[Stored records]
*-*-*
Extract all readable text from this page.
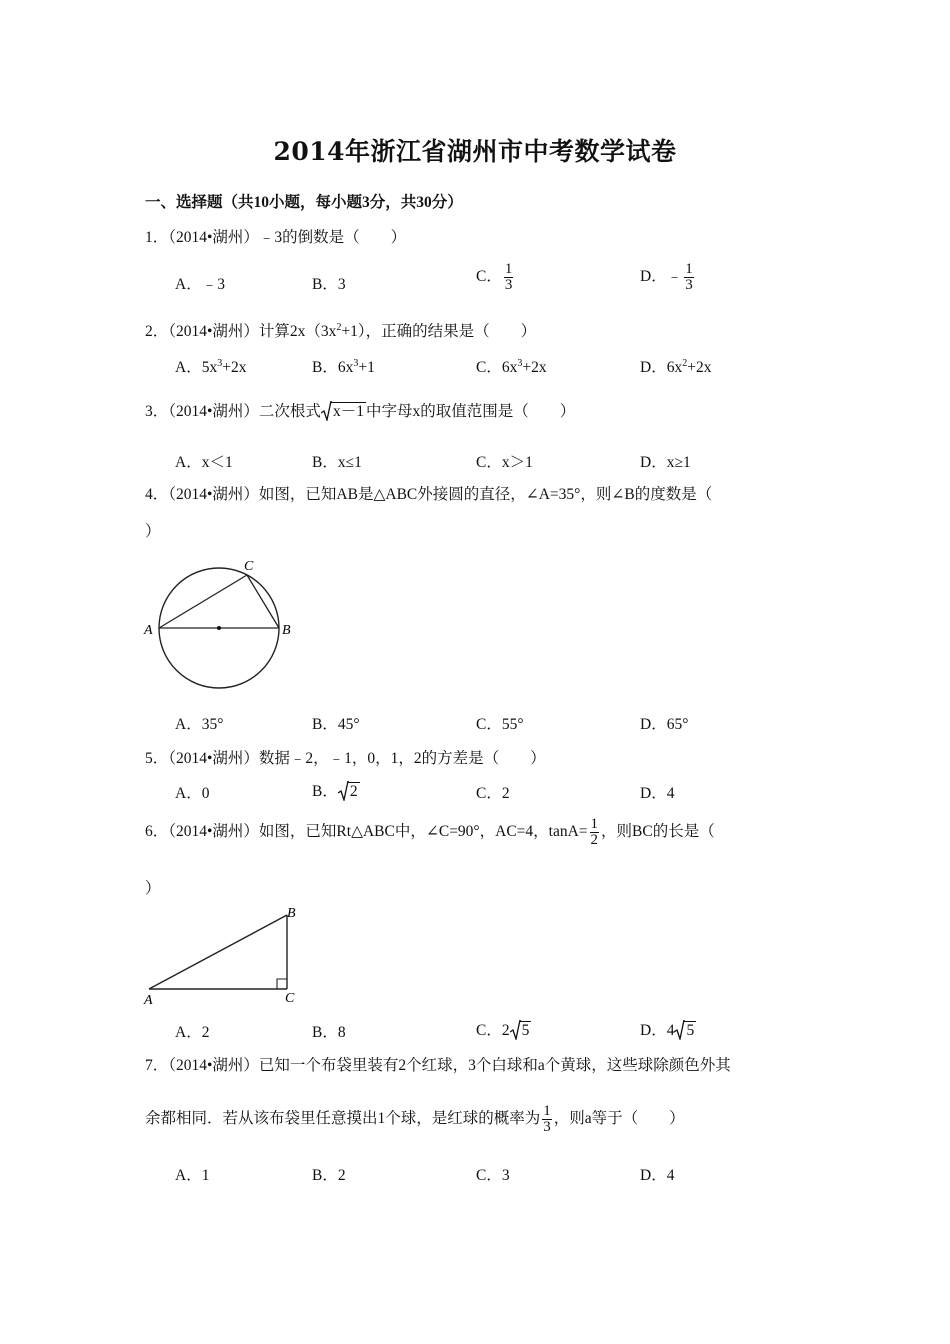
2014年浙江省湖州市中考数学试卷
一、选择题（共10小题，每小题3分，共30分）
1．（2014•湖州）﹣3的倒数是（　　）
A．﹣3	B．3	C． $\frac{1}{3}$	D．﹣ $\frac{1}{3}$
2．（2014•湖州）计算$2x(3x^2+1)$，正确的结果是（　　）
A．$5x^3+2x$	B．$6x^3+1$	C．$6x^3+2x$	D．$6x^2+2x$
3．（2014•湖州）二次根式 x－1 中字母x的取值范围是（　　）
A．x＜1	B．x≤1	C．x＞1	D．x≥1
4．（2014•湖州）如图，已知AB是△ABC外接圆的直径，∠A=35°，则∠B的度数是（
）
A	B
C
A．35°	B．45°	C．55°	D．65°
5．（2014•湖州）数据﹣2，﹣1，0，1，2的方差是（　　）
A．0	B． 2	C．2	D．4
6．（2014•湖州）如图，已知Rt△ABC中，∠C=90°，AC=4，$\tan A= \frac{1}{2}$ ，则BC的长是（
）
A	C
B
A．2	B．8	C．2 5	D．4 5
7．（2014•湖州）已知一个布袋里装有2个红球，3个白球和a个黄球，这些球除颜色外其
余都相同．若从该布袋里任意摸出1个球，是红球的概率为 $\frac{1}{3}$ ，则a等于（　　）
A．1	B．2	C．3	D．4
*-*-*
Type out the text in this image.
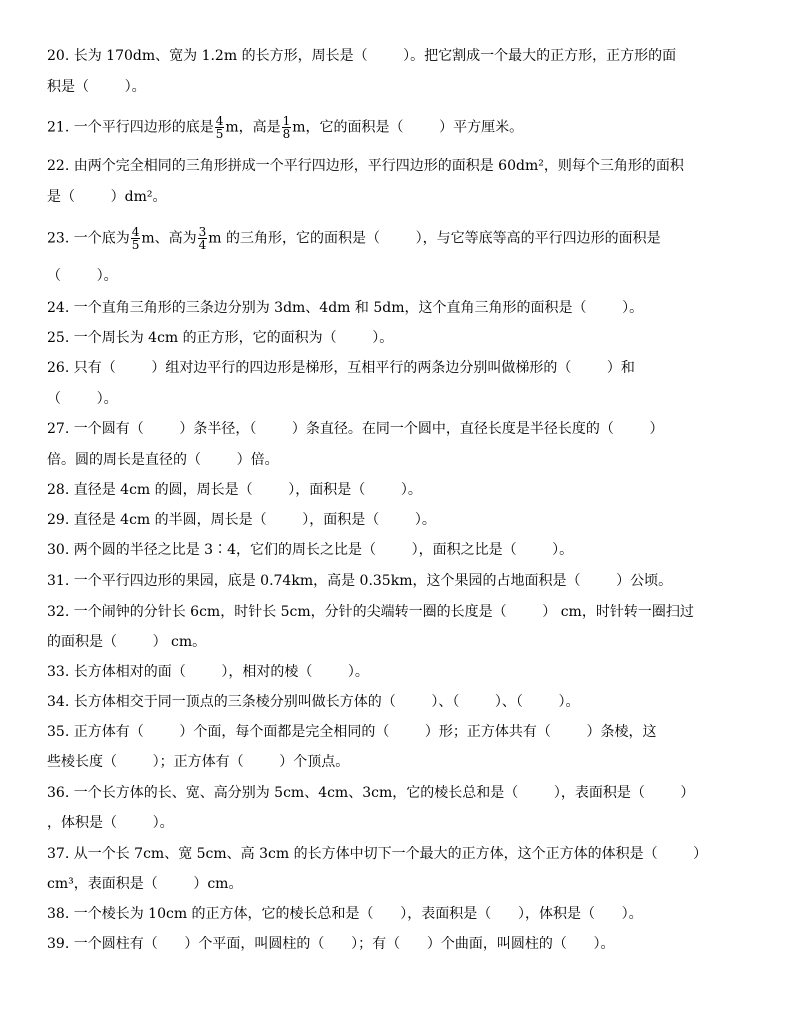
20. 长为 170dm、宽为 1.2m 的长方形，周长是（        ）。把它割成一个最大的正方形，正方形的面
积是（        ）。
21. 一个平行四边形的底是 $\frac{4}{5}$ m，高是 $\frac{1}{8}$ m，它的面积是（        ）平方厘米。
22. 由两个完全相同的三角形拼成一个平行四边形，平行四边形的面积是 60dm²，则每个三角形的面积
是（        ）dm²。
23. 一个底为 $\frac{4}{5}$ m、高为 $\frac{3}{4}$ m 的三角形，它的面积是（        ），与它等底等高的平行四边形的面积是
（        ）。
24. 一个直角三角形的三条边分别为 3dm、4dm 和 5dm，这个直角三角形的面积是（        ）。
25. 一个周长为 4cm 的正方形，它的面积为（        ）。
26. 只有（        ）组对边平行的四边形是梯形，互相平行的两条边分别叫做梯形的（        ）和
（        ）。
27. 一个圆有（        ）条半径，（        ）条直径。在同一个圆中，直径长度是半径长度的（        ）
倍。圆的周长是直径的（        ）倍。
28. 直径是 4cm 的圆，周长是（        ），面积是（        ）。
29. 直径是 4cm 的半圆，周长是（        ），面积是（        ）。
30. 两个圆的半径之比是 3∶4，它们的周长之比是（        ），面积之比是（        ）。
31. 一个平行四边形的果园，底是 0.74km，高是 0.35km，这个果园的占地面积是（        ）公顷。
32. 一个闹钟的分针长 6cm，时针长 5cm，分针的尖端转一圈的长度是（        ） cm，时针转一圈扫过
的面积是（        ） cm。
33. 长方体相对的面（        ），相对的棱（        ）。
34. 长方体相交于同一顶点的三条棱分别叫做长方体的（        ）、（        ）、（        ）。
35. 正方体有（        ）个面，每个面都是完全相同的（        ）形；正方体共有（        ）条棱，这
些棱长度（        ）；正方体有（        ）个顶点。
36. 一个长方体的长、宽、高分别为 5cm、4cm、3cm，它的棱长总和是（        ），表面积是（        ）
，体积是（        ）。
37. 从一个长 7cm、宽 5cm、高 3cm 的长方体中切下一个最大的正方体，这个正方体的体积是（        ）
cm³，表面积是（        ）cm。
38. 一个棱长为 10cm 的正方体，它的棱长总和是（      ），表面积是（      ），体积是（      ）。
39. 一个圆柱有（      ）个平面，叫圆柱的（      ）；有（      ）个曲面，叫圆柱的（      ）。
*-*-*
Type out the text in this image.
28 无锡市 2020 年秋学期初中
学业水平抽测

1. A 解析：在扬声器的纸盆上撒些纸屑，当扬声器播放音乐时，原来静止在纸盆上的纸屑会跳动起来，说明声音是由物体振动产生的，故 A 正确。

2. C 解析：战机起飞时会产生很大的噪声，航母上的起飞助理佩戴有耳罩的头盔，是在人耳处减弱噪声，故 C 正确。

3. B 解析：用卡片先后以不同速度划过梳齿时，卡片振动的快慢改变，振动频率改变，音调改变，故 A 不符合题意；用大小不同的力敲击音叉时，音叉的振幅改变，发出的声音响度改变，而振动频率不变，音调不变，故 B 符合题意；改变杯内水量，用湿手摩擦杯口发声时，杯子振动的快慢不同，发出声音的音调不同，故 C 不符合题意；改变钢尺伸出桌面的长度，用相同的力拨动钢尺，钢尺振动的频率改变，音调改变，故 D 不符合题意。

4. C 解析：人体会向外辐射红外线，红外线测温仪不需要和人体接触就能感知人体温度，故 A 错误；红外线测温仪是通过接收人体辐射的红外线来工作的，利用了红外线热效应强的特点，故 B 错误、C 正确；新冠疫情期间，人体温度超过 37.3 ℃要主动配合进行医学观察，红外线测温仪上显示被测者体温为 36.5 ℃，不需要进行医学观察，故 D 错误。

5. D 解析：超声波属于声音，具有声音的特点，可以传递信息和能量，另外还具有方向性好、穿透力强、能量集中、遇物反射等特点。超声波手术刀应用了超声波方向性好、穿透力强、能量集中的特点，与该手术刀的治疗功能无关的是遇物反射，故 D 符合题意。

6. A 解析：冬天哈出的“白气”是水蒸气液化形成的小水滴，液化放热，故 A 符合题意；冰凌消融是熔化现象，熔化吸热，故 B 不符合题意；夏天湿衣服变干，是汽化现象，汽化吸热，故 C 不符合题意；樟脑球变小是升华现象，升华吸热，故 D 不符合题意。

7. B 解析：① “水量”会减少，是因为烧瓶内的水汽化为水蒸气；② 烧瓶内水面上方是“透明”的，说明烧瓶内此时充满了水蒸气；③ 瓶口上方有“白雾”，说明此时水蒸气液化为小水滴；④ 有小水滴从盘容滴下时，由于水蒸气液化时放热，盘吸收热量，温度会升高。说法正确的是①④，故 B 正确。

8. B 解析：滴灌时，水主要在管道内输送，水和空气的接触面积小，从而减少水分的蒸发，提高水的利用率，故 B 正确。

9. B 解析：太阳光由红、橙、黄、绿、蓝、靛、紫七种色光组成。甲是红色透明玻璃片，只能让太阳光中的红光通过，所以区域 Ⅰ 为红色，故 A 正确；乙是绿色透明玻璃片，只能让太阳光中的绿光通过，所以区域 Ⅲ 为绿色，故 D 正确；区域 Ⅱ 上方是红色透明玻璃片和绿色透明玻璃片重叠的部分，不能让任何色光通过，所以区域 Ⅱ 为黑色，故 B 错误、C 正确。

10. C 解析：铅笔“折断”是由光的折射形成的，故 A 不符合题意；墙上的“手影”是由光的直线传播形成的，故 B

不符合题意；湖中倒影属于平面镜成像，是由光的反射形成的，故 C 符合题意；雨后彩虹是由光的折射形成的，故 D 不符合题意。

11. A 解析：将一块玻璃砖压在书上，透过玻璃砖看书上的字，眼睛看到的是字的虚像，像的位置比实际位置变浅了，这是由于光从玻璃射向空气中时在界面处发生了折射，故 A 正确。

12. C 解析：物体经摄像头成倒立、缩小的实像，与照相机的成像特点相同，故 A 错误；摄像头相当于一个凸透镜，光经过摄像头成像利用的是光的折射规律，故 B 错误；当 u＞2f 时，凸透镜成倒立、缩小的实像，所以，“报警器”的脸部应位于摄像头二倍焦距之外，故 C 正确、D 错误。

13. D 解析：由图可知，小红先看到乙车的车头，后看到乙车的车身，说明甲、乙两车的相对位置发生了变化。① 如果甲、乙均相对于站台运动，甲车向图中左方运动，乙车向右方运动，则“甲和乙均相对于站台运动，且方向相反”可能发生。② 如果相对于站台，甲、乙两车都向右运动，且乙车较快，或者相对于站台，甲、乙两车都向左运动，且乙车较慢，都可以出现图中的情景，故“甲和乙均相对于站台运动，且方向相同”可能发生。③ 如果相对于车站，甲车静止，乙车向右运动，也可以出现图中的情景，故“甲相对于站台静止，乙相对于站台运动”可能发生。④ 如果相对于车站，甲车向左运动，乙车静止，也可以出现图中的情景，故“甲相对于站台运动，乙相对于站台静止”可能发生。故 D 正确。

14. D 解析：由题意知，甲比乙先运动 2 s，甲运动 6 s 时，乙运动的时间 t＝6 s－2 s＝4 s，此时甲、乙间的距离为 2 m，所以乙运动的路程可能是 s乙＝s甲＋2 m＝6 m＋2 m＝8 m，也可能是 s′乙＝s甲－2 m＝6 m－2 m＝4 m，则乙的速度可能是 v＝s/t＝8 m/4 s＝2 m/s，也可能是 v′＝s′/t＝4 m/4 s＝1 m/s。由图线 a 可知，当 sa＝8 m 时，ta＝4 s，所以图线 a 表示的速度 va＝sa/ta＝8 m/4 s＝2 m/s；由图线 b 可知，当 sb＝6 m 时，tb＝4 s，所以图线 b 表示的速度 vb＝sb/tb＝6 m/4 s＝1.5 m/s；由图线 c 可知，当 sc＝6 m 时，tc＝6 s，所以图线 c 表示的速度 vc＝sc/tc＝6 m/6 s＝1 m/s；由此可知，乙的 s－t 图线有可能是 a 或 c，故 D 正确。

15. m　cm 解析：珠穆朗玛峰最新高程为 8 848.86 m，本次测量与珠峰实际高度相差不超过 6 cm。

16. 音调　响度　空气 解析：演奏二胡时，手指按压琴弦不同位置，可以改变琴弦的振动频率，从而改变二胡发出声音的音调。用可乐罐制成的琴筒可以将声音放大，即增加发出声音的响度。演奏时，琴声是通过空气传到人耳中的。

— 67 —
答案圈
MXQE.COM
*-*-*
● PROBLEM DETAILS:
Check each line of the data above for the string "它的棱长总和是" and report only how many lines have it.

● THE OUTPUT:
2